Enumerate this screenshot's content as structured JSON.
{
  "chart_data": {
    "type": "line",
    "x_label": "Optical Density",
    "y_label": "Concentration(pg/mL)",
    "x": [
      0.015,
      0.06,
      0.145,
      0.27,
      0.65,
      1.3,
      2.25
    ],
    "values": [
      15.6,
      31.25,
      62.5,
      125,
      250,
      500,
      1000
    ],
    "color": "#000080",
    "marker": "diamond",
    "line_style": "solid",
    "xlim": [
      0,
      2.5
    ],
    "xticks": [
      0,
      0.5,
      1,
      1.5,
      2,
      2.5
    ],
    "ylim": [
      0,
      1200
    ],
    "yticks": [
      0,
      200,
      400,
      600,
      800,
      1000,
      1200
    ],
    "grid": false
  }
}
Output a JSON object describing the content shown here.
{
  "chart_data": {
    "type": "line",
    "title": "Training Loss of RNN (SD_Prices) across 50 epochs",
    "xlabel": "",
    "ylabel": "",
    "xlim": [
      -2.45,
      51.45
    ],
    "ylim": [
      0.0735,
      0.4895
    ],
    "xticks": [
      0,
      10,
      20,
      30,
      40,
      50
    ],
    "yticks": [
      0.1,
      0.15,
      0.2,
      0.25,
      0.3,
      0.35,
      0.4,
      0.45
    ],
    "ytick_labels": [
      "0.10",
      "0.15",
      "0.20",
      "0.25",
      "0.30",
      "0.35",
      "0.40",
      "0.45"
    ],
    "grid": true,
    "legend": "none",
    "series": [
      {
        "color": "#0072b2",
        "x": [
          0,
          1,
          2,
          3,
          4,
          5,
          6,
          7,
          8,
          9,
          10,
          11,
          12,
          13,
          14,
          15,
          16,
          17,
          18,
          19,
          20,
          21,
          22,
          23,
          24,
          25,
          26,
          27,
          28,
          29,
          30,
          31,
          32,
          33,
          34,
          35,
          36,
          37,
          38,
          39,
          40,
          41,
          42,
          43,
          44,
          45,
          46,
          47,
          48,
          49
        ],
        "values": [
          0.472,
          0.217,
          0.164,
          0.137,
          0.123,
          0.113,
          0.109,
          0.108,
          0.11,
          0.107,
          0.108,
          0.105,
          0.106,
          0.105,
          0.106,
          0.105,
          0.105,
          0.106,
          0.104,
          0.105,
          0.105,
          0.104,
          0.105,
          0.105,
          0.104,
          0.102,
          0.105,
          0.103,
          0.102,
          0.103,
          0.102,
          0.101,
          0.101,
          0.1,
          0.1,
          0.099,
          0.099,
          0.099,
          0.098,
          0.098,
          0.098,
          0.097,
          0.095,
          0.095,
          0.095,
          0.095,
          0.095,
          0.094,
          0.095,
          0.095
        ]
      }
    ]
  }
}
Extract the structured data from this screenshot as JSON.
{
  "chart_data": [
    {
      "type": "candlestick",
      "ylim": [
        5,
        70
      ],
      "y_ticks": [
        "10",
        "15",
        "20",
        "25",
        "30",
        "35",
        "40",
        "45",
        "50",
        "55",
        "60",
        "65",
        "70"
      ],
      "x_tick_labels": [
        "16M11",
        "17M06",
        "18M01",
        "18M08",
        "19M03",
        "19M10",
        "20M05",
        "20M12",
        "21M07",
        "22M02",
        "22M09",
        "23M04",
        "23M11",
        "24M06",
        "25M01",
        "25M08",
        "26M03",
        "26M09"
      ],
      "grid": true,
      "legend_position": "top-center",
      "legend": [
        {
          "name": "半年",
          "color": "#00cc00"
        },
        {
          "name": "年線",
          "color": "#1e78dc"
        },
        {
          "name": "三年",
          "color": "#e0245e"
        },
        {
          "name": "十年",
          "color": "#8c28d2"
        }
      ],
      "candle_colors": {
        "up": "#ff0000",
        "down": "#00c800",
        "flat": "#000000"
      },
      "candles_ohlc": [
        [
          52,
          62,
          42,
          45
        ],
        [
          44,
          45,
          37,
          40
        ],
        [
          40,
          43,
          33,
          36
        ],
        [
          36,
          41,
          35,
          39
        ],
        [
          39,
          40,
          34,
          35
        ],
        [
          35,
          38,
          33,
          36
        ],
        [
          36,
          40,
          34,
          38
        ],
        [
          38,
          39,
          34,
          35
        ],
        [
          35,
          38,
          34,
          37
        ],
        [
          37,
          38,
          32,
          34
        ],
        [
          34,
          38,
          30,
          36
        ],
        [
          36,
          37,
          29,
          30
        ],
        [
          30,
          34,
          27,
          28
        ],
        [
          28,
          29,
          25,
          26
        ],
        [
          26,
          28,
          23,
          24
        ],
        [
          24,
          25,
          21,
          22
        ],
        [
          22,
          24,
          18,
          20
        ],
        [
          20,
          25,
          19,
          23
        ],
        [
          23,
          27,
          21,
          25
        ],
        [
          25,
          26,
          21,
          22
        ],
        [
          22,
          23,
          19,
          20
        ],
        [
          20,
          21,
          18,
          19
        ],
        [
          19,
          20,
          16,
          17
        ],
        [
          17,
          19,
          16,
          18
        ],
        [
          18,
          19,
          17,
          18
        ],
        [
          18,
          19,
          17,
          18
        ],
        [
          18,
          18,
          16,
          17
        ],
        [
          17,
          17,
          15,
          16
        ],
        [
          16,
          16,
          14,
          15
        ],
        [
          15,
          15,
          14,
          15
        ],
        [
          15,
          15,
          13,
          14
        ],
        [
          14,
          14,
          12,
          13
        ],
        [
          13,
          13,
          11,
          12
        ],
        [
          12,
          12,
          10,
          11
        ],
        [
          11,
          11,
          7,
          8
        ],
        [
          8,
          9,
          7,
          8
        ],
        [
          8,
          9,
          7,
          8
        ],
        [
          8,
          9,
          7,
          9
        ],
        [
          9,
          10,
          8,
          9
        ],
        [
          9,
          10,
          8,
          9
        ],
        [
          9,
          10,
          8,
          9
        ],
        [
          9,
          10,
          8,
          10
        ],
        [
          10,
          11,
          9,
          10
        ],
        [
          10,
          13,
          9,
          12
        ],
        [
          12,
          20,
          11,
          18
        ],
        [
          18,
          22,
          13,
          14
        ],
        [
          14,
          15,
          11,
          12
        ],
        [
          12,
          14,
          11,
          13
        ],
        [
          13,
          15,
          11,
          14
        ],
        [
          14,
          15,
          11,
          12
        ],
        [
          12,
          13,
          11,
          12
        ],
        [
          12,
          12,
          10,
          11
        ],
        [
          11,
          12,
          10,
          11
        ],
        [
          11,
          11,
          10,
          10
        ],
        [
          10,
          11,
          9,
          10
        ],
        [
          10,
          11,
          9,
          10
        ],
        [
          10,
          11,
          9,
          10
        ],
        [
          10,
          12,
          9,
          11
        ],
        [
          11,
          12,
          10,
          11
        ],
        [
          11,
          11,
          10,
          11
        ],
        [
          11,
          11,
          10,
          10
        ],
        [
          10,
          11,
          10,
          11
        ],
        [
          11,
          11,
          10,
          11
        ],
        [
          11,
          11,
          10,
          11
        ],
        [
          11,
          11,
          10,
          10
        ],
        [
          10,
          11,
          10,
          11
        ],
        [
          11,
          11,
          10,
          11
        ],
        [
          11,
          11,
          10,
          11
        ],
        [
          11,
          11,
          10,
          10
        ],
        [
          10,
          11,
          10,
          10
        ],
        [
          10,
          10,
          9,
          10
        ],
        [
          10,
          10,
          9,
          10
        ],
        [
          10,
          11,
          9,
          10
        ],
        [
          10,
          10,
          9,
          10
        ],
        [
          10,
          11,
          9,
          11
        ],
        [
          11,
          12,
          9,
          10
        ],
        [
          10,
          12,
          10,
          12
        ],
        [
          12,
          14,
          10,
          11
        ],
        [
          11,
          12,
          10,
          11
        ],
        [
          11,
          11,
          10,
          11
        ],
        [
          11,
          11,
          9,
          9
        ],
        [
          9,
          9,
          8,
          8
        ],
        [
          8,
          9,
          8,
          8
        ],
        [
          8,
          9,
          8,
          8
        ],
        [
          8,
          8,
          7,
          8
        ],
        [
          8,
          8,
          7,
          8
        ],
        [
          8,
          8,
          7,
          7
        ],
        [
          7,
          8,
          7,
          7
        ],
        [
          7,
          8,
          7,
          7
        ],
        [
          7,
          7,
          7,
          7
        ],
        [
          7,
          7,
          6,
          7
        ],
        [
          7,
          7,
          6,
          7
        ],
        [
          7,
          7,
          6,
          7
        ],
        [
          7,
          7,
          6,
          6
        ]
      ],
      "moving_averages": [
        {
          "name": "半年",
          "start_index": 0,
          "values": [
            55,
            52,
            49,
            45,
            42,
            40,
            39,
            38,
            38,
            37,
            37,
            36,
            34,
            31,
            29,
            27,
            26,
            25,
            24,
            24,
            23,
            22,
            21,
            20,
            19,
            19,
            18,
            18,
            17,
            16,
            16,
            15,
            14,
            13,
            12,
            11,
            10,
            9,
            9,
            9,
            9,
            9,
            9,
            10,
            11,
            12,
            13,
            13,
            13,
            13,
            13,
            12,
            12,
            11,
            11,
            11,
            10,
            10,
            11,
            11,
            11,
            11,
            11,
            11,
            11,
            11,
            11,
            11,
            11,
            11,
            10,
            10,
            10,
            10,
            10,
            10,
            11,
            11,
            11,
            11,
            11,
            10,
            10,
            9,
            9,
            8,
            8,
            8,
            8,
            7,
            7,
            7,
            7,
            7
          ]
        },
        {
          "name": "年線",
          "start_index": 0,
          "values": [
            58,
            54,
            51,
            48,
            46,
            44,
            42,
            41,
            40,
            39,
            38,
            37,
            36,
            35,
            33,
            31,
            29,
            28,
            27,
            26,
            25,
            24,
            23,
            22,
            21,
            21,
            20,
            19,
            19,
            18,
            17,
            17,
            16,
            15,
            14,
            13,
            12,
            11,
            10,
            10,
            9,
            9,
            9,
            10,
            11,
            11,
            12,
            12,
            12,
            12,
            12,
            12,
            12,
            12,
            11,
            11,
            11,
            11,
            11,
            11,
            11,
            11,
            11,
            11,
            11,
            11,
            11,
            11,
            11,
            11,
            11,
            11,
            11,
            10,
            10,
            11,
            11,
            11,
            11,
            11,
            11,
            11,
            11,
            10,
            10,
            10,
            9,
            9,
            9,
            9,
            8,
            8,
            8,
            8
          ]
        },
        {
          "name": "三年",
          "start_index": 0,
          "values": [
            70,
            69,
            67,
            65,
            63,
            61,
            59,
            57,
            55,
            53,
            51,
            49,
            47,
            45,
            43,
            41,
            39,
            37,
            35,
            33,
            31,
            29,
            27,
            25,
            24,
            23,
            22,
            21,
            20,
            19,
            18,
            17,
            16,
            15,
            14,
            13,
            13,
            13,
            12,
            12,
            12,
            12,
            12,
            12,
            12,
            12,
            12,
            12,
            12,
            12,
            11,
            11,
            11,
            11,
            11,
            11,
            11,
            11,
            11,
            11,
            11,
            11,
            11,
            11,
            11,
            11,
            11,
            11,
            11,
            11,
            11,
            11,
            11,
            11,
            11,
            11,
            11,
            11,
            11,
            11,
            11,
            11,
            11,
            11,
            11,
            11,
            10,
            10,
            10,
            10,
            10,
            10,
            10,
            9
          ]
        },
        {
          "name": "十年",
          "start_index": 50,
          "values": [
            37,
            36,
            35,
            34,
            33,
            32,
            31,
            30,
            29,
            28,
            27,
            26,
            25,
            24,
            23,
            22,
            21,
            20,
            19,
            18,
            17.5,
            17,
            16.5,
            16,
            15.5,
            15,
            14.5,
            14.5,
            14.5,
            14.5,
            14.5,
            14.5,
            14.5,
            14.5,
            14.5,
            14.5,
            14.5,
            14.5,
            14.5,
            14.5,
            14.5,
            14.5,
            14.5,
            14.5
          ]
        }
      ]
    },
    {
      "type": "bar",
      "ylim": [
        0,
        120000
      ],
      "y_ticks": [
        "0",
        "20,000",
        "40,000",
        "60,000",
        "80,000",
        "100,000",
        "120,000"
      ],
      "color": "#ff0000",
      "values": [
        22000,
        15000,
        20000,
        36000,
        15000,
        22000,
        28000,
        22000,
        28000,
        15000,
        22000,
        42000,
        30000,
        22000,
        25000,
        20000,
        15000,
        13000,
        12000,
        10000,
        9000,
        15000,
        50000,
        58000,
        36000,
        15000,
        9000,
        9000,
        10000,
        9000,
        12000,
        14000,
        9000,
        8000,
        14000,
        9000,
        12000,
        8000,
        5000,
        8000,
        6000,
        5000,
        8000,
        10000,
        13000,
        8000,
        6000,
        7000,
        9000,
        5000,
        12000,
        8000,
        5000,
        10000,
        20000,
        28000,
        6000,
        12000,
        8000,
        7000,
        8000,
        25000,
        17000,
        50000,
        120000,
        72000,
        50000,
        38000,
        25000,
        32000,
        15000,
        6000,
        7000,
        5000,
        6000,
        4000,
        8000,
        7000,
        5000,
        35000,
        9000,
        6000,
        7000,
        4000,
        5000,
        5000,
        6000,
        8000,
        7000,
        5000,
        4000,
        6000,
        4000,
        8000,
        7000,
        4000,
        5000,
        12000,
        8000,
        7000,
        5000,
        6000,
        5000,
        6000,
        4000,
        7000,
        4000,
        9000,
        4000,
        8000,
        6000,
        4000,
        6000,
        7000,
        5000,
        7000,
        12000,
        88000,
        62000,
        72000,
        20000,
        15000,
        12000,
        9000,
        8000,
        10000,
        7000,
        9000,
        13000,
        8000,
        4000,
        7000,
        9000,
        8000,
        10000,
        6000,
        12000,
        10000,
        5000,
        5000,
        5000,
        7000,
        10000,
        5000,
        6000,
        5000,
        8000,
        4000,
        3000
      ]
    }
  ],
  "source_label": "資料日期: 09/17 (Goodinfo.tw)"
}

- _Exercise_:
Review the preceding data and report every line that includes the string "this".

- _Task result_:
Enumerate this screenshot's content as structured JSON.
Extract the structured data from this screenshot as JSON.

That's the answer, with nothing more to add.